● **Instructions to follow**: Drop all images and give the records again exactly.

..........

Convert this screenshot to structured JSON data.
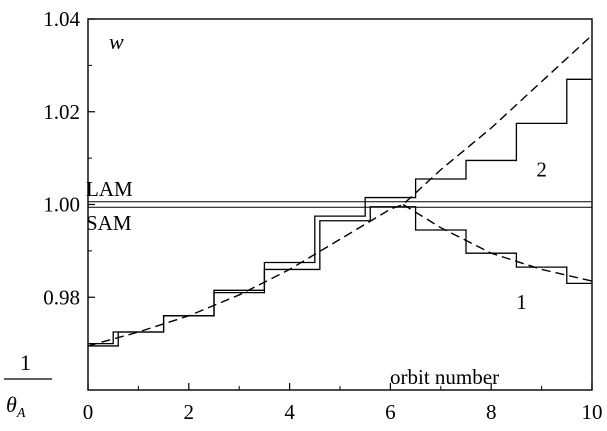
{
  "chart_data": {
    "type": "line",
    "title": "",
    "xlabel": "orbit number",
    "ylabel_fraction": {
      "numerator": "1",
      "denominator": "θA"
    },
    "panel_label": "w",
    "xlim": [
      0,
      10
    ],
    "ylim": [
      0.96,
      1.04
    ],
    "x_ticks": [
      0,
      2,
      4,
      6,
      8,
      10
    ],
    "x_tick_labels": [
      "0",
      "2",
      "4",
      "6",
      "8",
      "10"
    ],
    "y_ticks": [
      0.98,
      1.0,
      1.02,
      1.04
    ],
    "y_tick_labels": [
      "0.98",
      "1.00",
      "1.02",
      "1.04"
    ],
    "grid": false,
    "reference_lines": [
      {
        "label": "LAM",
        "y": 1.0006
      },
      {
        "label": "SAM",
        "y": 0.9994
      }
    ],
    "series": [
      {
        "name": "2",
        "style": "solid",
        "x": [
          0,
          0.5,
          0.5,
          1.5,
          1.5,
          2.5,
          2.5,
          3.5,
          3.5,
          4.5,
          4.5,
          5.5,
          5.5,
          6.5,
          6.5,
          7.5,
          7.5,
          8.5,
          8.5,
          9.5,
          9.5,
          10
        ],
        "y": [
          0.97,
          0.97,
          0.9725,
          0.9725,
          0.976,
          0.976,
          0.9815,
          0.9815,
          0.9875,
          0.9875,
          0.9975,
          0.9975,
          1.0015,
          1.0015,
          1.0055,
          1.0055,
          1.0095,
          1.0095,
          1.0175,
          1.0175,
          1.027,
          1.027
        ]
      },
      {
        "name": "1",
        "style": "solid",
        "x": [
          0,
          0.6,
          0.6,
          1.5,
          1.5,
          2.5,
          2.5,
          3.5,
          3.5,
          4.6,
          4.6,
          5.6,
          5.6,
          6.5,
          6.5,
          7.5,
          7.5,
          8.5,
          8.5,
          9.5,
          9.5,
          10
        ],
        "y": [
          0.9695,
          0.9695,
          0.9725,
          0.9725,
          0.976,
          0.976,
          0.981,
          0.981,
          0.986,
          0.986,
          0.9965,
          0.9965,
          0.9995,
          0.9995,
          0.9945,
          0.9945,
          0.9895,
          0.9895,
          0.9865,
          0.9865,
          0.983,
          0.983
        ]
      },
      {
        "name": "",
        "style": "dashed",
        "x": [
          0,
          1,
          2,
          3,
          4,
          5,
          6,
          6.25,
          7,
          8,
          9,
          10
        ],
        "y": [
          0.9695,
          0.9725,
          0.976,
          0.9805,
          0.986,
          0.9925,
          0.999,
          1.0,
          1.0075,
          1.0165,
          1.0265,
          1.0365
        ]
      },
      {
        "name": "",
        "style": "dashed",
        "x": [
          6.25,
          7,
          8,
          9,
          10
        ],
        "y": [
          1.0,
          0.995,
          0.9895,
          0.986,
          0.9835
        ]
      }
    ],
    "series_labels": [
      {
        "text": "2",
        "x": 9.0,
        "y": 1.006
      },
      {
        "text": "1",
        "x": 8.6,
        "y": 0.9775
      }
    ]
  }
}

..........

● **Output of the task**:
Convert this screenshot to structured JSON data.
{
  "chart_data": {
    "type": "line",
    "title": "",
    "xlabel": "orbit number",
    "ylabel_fraction": {
      "numerator": "1",
      "denominator": "θA"
    },
    "panel_label": "w",
    "xlim": [
      0,
      10
    ],
    "ylim": [
      0.96,
      1.04
    ],
    "x_ticks": [
      0,
      2,
      4,
      6,
      8,
      10
    ],
    "x_tick_labels": [
      "0",
      "2",
      "4",
      "6",
      "8",
      "10"
    ],
    "y_ticks": [
      0.98,
      1.0,
      1.02,
      1.04
    ],
    "y_tick_labels": [
      "0.98",
      "1.00",
      "1.02",
      "1.04"
    ],
    "grid": false,
    "reference_lines": [
      {
        "label": "LAM",
        "y": 1.0006
      },
      {
        "label": "SAM",
        "y": 0.9994
      }
    ],
    "series": [
      {
        "name": "2",
        "style": "solid",
        "x": [
          0,
          0.5,
          0.5,
          1.5,
          1.5,
          2.5,
          2.5,
          3.5,
          3.5,
          4.5,
          4.5,
          5.5,
          5.5,
          6.5,
          6.5,
          7.5,
          7.5,
          8.5,
          8.5,
          9.5,
          9.5,
          10
        ],
        "y": [
          0.97,
          0.97,
          0.9725,
          0.9725,
          0.976,
          0.976,
          0.9815,
          0.9815,
          0.9875,
          0.9875,
          0.9975,
          0.9975,
          1.0015,
          1.0015,
          1.0055,
          1.0055,
          1.0095,
          1.0095,
          1.0175,
          1.0175,
          1.027,
          1.027
        ]
      },
      {
        "name": "1",
        "style": "solid",
        "x": [
          0,
          0.6,
          0.6,
          1.5,
          1.5,
          2.5,
          2.5,
          3.5,
          3.5,
          4.6,
          4.6,
          5.6,
          5.6,
          6.5,
          6.5,
          7.5,
          7.5,
          8.5,
          8.5,
          9.5,
          9.5,
          10
        ],
        "y": [
          0.9695,
          0.9695,
          0.9725,
          0.9725,
          0.976,
          0.976,
          0.981,
          0.981,
          0.986,
          0.986,
          0.9965,
          0.9965,
          0.9995,
          0.9995,
          0.9945,
          0.9945,
          0.9895,
          0.9895,
          0.9865,
          0.9865,
          0.983,
          0.983
        ]
      },
      {
        "name": "",
        "style": "dashed",
        "x": [
          0,
          1,
          2,
          3,
          4,
          5,
          6,
          6.25,
          7,
          8,
          9,
          10
        ],
        "y": [
          0.9695,
          0.9725,
          0.976,
          0.9805,
          0.986,
          0.9925,
          0.999,
          1.0,
          1.0075,
          1.0165,
          1.0265,
          1.0365
        ]
      },
      {
        "name": "",
        "style": "dashed",
        "x": [
          6.25,
          7,
          8,
          9,
          10
        ],
        "y": [
          1.0,
          0.995,
          0.9895,
          0.986,
          0.9835
        ]
      }
    ],
    "series_labels": [
      {
        "text": "2",
        "x": 9.0,
        "y": 1.006
      },
      {
        "text": "1",
        "x": 8.6,
        "y": 0.9775
      }
    ]
  }
}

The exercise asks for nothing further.